> [WHAT TO WORK ON]
Collect every line that includes the string "Queries".

——

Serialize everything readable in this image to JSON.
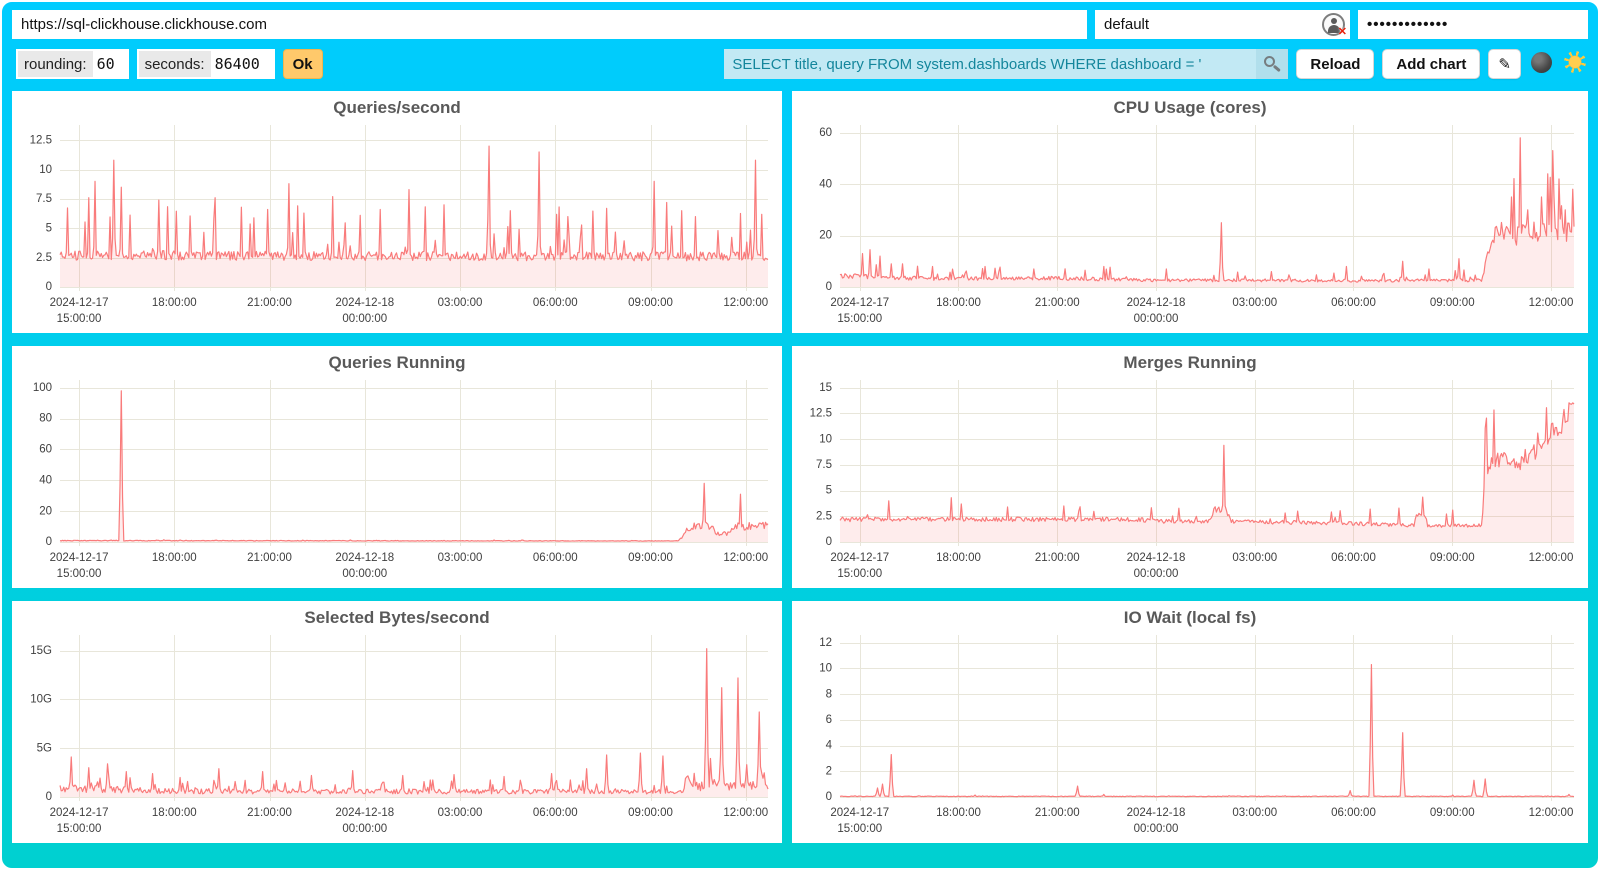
{
  "connection": {
    "url": "https://sql-clickhouse.clickhouse.com",
    "user": "default",
    "password_masked": "•••••••••••••",
    "user_status_badge": "✕"
  },
  "params": {
    "rounding_label": "rounding:",
    "rounding_value": "60",
    "seconds_label": "seconds:",
    "seconds_value": "86400",
    "ok_label": "Ok"
  },
  "toolbar": {
    "search_query": "SELECT title, query FROM system.dashboards WHERE dashboard = '",
    "reload_label": "Reload",
    "add_chart_label": "Add chart",
    "edit_glyph": "✎"
  },
  "colors": {
    "background_top": "#00CCFF",
    "background_bottom": "#00D0D0",
    "line": "#F97B7B",
    "fill": "rgba(247,112,112,0.13)",
    "grid": "#e8e6da",
    "axis_text": "#3f3f3f",
    "accent_button": "#FFC96B",
    "search_bg": "#c2e9f4",
    "search_text": "#14869c"
  },
  "x_axis": {
    "start_h": 14.4,
    "end_h": 36.7,
    "ticks": [
      {
        "h": 15,
        "lines": [
          "2024-12-17",
          "15:00:00"
        ]
      },
      {
        "h": 18,
        "lines": [
          "18:00:00"
        ]
      },
      {
        "h": 21,
        "lines": [
          "21:00:00"
        ]
      },
      {
        "h": 24,
        "lines": [
          "2024-12-18",
          "00:00:00"
        ]
      },
      {
        "h": 27,
        "lines": [
          "03:00:00"
        ]
      },
      {
        "h": 30,
        "lines": [
          "06:00:00"
        ]
      },
      {
        "h": 33,
        "lines": [
          "09:00:00"
        ]
      },
      {
        "h": 36,
        "lines": [
          "12:00:00"
        ]
      }
    ]
  },
  "chart_data": [
    {
      "type": "area",
      "title": "Queries/second",
      "y_max": 13.8,
      "y_ticks": [
        {
          "v": 0,
          "label": "0"
        },
        {
          "v": 2.5,
          "label": "2.5"
        },
        {
          "v": 5,
          "label": "5"
        },
        {
          "v": 7.5,
          "label": "7.5"
        },
        {
          "v": 10,
          "label": "10"
        },
        {
          "v": 12.5,
          "label": "12.5"
        }
      ],
      "baseline": [
        [
          14.4,
          2.7
        ],
        [
          36.7,
          2.6
        ]
      ],
      "noise": {
        "amp": 0.15,
        "spike_prob": 0.1,
        "spike_mult": 2.6
      },
      "spikes": [
        [
          15.3,
          7.6
        ],
        [
          15.5,
          9.0
        ],
        [
          16.1,
          10.8
        ],
        [
          16.35,
          8.5
        ],
        [
          17.5,
          7.4
        ],
        [
          19.3,
          7.6
        ],
        [
          20.1,
          6.8
        ],
        [
          21.6,
          8.8
        ],
        [
          22.1,
          6.3
        ],
        [
          23.0,
          7.7
        ],
        [
          24.5,
          6.6
        ],
        [
          25.4,
          8.3
        ],
        [
          26.5,
          7.0
        ],
        [
          27.9,
          12.0
        ],
        [
          28.6,
          6.5
        ],
        [
          29.5,
          11.5
        ],
        [
          30.4,
          6.0
        ],
        [
          31.6,
          6.7
        ],
        [
          33.1,
          9.0
        ],
        [
          33.5,
          7.2
        ],
        [
          34.0,
          6.5
        ],
        [
          34.4,
          6.0
        ],
        [
          36.3,
          10.8
        ]
      ]
    },
    {
      "type": "area",
      "title": "CPU Usage (cores)",
      "y_max": 63,
      "y_ticks": [
        {
          "v": 0,
          "label": "0"
        },
        {
          "v": 20,
          "label": "20"
        },
        {
          "v": 40,
          "label": "40"
        },
        {
          "v": 60,
          "label": "60"
        }
      ],
      "baseline": [
        [
          14.4,
          4.5
        ],
        [
          16,
          3.5
        ],
        [
          18,
          3.2
        ],
        [
          21,
          3.4
        ],
        [
          24,
          2.6
        ],
        [
          27,
          2.6
        ],
        [
          30,
          2.4
        ],
        [
          33.9,
          2.6
        ],
        [
          34.05,
          12
        ],
        [
          34.15,
          19
        ],
        [
          34.5,
          21
        ],
        [
          34.9,
          20
        ],
        [
          35.2,
          22
        ],
        [
          35.6,
          21
        ],
        [
          36.0,
          22
        ],
        [
          36.35,
          23
        ],
        [
          36.55,
          22
        ],
        [
          36.7,
          26
        ]
      ],
      "noise": {
        "amp": 0.22,
        "spike_prob": 0.09,
        "spike_mult": 2.6
      },
      "spikes": [
        [
          15.1,
          13
        ],
        [
          15.3,
          14.5
        ],
        [
          15.6,
          12
        ],
        [
          16.3,
          9
        ],
        [
          17.2,
          8
        ],
        [
          18.8,
          8
        ],
        [
          20.3,
          7
        ],
        [
          22.4,
          8
        ],
        [
          24.3,
          7
        ],
        [
          26.0,
          25
        ],
        [
          27.5,
          6
        ],
        [
          29.8,
          8
        ],
        [
          31.5,
          10
        ],
        [
          32.3,
          7
        ],
        [
          33.2,
          11
        ],
        [
          34.8,
          35
        ],
        [
          35.05,
          58
        ],
        [
          35.3,
          30
        ],
        [
          35.7,
          35
        ],
        [
          35.9,
          44
        ],
        [
          36.1,
          35
        ],
        [
          36.25,
          42
        ],
        [
          36.45,
          30
        ],
        [
          36.65,
          38
        ]
      ]
    },
    {
      "type": "area",
      "title": "Queries Running",
      "y_max": 105,
      "y_ticks": [
        {
          "v": 0,
          "label": "0"
        },
        {
          "v": 20,
          "label": "20"
        },
        {
          "v": 40,
          "label": "40"
        },
        {
          "v": 60,
          "label": "60"
        },
        {
          "v": 80,
          "label": "80"
        },
        {
          "v": 100,
          "label": "100"
        }
      ],
      "baseline": [
        [
          14.4,
          0.9
        ],
        [
          33.85,
          0.7
        ],
        [
          34.0,
          3
        ],
        [
          34.15,
          9.5
        ],
        [
          34.4,
          10
        ],
        [
          34.75,
          11
        ],
        [
          34.95,
          10
        ],
        [
          35.05,
          5.5
        ],
        [
          35.45,
          5.5
        ],
        [
          35.55,
          10
        ],
        [
          35.9,
          10
        ],
        [
          36.15,
          10.5
        ],
        [
          36.45,
          11
        ],
        [
          36.7,
          10
        ]
      ],
      "noise": {
        "amp": 0.25,
        "spike_prob": 0.05,
        "spike_mult": 1.8
      },
      "spikes": [
        [
          16.35,
          98
        ],
        [
          34.7,
          38
        ],
        [
          35.85,
          31
        ]
      ]
    },
    {
      "type": "area",
      "title": "Merges Running",
      "y_max": 15.75,
      "y_ticks": [
        {
          "v": 0,
          "label": "0"
        },
        {
          "v": 2.5,
          "label": "2.5"
        },
        {
          "v": 5,
          "label": "5"
        },
        {
          "v": 7.5,
          "label": "7.5"
        },
        {
          "v": 10,
          "label": "10"
        },
        {
          "v": 12.5,
          "label": "12.5"
        },
        {
          "v": 15,
          "label": "15"
        }
      ],
      "baseline": [
        [
          14.4,
          2.2
        ],
        [
          23.5,
          2.2
        ],
        [
          24,
          2.0
        ],
        [
          25.6,
          2.0
        ],
        [
          25.8,
          3.2
        ],
        [
          26.1,
          3.2
        ],
        [
          26.3,
          2.0
        ],
        [
          30,
          1.8
        ],
        [
          31.85,
          1.6
        ],
        [
          31.9,
          2.7
        ],
        [
          32.2,
          2.7
        ],
        [
          32.25,
          1.6
        ],
        [
          33.9,
          1.6
        ],
        [
          34.0,
          7.0
        ],
        [
          34.2,
          7.8
        ],
        [
          34.6,
          8.2
        ],
        [
          34.9,
          7.6
        ],
        [
          35.3,
          8.0
        ],
        [
          35.6,
          8.6
        ],
        [
          35.9,
          10.3
        ],
        [
          36.1,
          10.8
        ],
        [
          36.3,
          11.5
        ],
        [
          36.5,
          12.3
        ],
        [
          36.7,
          12.7
        ]
      ],
      "noise": {
        "amp": 0.1,
        "spike_prob": 0.05,
        "spike_mult": 1.7
      },
      "spikes": [
        [
          15.9,
          4.0
        ],
        [
          17.8,
          4.3
        ],
        [
          18.1,
          3.7
        ],
        [
          19.5,
          3.4
        ],
        [
          21.2,
          3.5
        ],
        [
          26.05,
          9.4
        ],
        [
          28.3,
          3.0
        ],
        [
          30.5,
          3.2
        ],
        [
          31.4,
          3.3
        ],
        [
          33.0,
          3.1
        ],
        [
          35.2,
          9.0
        ],
        [
          36.0,
          11.5
        ]
      ]
    },
    {
      "type": "area",
      "title": "Selected Bytes/second",
      "y_max": 16.6,
      "y_unit": "G",
      "y_ticks": [
        {
          "v": 0,
          "label": "0"
        },
        {
          "v": 5,
          "label": "5G"
        },
        {
          "v": 10,
          "label": "10G"
        },
        {
          "v": 15,
          "label": "15G"
        }
      ],
      "baseline": [
        [
          14.4,
          0.9
        ],
        [
          16,
          0.8
        ],
        [
          18,
          0.6
        ],
        [
          24,
          0.55
        ],
        [
          34,
          0.55
        ],
        [
          34.15,
          2.0
        ],
        [
          34.3,
          1.2
        ],
        [
          34.6,
          1.1
        ],
        [
          35.0,
          1.4
        ],
        [
          35.4,
          1.0
        ],
        [
          35.9,
          1.3
        ],
        [
          36.3,
          1.1
        ],
        [
          36.45,
          3.2
        ],
        [
          36.55,
          2.0
        ],
        [
          36.7,
          1.1
        ]
      ],
      "noise": {
        "amp": 0.45,
        "spike_prob": 0.14,
        "spike_mult": 3.2
      },
      "spikes": [
        [
          14.75,
          4.1
        ],
        [
          15.3,
          3.0
        ],
        [
          15.9,
          3.4
        ],
        [
          16.5,
          2.6
        ],
        [
          17.3,
          2.4
        ],
        [
          18.2,
          2.0
        ],
        [
          19.4,
          2.9
        ],
        [
          20.8,
          2.6
        ],
        [
          22.3,
          2.2
        ],
        [
          23.6,
          2.7
        ],
        [
          25.2,
          2.2
        ],
        [
          26.8,
          2.3
        ],
        [
          28.4,
          2.1
        ],
        [
          29.9,
          2.4
        ],
        [
          31.0,
          2.9
        ],
        [
          31.6,
          4.3
        ],
        [
          32.7,
          4.5
        ],
        [
          33.4,
          4.2
        ],
        [
          34.75,
          15.2
        ],
        [
          35.25,
          11.2
        ],
        [
          35.75,
          12.2
        ]
      ]
    },
    {
      "type": "area",
      "title": "IO Wait (local fs)",
      "y_max": 12.6,
      "y_ticks": [
        {
          "v": 0,
          "label": "0"
        },
        {
          "v": 2,
          "label": "2"
        },
        {
          "v": 4,
          "label": "4"
        },
        {
          "v": 6,
          "label": "6"
        },
        {
          "v": 8,
          "label": "8"
        },
        {
          "v": 10,
          "label": "10"
        },
        {
          "v": 12,
          "label": "12"
        }
      ],
      "baseline": [
        [
          14.4,
          0.05
        ],
        [
          36.7,
          0.05
        ]
      ],
      "noise": {
        "amp": 0.5,
        "spike_prob": 0.02,
        "spike_mult": 2.0
      },
      "spikes": [
        [
          15.55,
          0.7
        ],
        [
          15.7,
          1.0
        ],
        [
          15.95,
          3.3
        ],
        [
          18.5,
          0.15
        ],
        [
          21.6,
          0.85
        ],
        [
          22.4,
          0.2
        ],
        [
          26.2,
          0.1
        ],
        [
          29.9,
          0.5
        ],
        [
          30.55,
          10.3
        ],
        [
          31.5,
          5.0
        ],
        [
          33.0,
          0.15
        ],
        [
          33.65,
          1.3
        ],
        [
          34.0,
          1.4
        ],
        [
          36.55,
          0.2
        ]
      ]
    }
  ]
}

——

> [TASK RESULT]
      "title": "Queries/second",
      "title": "Queries Running",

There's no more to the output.